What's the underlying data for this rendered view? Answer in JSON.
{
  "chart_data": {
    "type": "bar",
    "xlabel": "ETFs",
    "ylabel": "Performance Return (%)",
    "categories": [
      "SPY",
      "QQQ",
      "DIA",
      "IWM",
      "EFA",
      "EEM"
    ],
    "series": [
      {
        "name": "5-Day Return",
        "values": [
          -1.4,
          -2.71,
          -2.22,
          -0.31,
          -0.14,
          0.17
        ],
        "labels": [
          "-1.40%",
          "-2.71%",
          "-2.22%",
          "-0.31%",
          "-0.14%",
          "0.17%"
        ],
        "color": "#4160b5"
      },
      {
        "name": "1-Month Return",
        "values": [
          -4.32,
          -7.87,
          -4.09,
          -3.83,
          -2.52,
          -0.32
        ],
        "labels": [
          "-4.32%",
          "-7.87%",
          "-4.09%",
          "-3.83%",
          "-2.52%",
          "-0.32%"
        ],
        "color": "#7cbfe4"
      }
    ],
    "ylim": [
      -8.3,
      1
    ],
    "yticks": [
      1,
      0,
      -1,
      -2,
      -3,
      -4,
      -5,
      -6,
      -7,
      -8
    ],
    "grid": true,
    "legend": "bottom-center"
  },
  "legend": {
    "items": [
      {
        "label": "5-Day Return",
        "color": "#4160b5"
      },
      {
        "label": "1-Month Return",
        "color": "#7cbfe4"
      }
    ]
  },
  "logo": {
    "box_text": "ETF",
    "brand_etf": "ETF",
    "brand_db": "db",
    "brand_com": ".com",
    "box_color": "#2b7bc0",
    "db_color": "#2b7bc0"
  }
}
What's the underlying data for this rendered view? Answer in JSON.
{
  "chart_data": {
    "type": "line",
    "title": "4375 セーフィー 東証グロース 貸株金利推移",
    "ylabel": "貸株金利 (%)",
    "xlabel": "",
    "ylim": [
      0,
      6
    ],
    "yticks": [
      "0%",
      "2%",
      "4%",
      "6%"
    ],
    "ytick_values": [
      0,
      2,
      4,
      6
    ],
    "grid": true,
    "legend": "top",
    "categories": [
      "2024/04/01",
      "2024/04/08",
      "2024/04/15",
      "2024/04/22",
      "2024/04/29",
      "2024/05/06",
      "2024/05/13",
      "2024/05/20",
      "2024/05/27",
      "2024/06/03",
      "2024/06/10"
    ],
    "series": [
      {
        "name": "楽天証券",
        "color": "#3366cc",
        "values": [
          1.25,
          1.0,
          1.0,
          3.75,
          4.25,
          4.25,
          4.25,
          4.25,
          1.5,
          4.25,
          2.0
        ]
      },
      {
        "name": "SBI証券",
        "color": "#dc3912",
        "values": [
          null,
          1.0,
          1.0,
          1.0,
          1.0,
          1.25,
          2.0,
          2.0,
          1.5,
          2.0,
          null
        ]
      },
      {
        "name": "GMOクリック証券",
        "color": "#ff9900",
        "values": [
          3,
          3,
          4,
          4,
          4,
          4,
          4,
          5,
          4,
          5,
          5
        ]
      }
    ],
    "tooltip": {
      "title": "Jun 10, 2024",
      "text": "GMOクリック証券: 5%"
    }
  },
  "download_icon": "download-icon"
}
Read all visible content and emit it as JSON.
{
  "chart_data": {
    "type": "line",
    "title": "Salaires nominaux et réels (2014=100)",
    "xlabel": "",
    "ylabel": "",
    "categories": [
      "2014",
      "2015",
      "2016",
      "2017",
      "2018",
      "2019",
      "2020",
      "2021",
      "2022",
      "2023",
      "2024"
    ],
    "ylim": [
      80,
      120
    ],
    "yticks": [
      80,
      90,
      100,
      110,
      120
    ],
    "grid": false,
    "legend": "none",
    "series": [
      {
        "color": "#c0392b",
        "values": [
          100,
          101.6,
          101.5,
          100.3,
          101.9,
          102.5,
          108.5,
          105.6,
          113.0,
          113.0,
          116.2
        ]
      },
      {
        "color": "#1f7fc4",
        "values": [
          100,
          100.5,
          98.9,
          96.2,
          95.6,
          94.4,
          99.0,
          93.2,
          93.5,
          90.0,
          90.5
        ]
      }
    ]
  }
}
==========
● **What is asked**: All of the lines above must be returned exactly.

● **Response**:
What's the underlying data for this rendered view? Answer in JSON.
{
  "chart_data": {
    "type": "bar",
    "xlabel": "ETFs",
    "ylabel": "Performance Return (%)",
    "categories": [
      "SPY",
      "QQQ",
      "DIA",
      "IWM",
      "EFA",
      "EEM"
    ],
    "series": [
      {
        "name": "5-Day Return",
        "values": [
          -1.4,
          -2.71,
          -2.22,
          -0.31,
          -0.14,
          0.17
        ],
        "labels": [
          "-1.40%",
          "-2.71%",
          "-2.22%",
          "-0.31%",
          "-0.14%",
          "0.17%"
        ],
        "color": "#4160b5"
      },
      {
        "name": "1-Month Return",
        "values": [
          -4.32,
          -7.87,
          -4.09,
          -3.83,
          -2.52,
          -0.32
        ],
        "labels": [
          "-4.32%",
          "-7.87%",
          "-4.09%",
          "-3.83%",
          "-2.52%",
          "-0.32%"
        ],
        "color": "#7cbfe4"
      }
    ],
    "ylim": [
      -8.3,
      1
    ],
    "yticks": [
      1,
      0,
      -1,
      -2,
      -3,
      -4,
      -5,
      -6,
      -7,
      -8
    ],
    "grid": true,
    "legend": "bottom-center"
  },
  "legend": {
    "items": [
      {
        "label": "5-Day Return",
        "color": "#4160b5"
      },
      {
        "label": "1-Month Return",
        "color": "#7cbfe4"
      }
    ]
  },
  "logo": {
    "box_text": "ETF",
    "brand_etf": "ETF",
    "brand_db": "db",
    "brand_com": ".com",
    "box_color": "#2b7bc0",
    "db_color": "#2b7bc0"
  }
}
What's the underlying data for this rendered view? Answer in JSON.
{
  "chart_data": {
    "type": "line",
    "title": "4375 セーフィー 東証グロース 貸株金利推移",
    "ylabel": "貸株金利 (%)",
    "xlabel": "",
    "ylim": [
      0,
      6
    ],
    "yticks": [
      "0%",
      "2%",
      "4%",
      "6%"
    ],
    "ytick_values": [
      0,
      2,
      4,
      6
    ],
    "grid": true,
    "legend": "top",
    "categories": [
      "2024/04/01",
      "2024/04/08",
      "2024/04/15",
      "2024/04/22",
      "2024/04/29",
      "2024/05/06",
      "2024/05/13",
      "2024/05/20",
      "2024/05/27",
      "2024/06/03",
      "2024/06/10"
    ],
    "series": [
      {
        "name": "楽天証券",
        "color": "#3366cc",
        "values": [
          1.25,
          1.0,
          1.0,
          3.75,
          4.25,
          4.25,
          4.25,
          4.25,
          1.5,
          4.25,
          2.0
        ]
      },
      {
        "name": "SBI証券",
        "color": "#dc3912",
        "values": [
          null,
          1.0,
          1.0,
          1.0,
          1.0,
          1.25,
          2.0,
          2.0,
          1.5,
          2.0,
          null
        ]
      },
      {
        "name": "GMOクリック証券",
        "color": "#ff9900",
        "values": [
          3,
          3,
          4,
          4,
          4,
          4,
          4,
          5,
          4,
          5,
          5
        ]
      }
    ],
    "tooltip": {
      "title": "Jun 10, 2024",
      "text": "GMOクリック証券: 5%"
    }
  },
  "download_icon": "download-icon"
}
Read all visible content and emit it as JSON.
{
  "chart_data": {
    "type": "line",
    "title": "Salaires nominaux et réels (2014=100)",
    "xlabel": "",
    "ylabel": "",
    "categories": [
      "2014",
      "2015",
      "2016",
      "2017",
      "2018",
      "2019",
      "2020",
      "2021",
      "2022",
      "2023",
      "2024"
    ],
    "ylim": [
      80,
      120
    ],
    "yticks": [
      80,
      90,
      100,
      110,
      120
    ],
    "grid": false,
    "legend": "none",
    "series": [
      {
        "color": "#c0392b",
        "values": [
          100,
          101.6,
          101.5,
          100.3,
          101.9,
          102.5,
          108.5,
          105.6,
          113.0,
          113.0,
          116.2
        ]
      },
      {
        "color": "#1f7fc4",
        "values": [
          100,
          100.5,
          98.9,
          96.2,
          95.6,
          94.4,
          99.0,
          93.2,
          93.5,
          90.0,
          90.5
        ]
      }
    ]
  }
}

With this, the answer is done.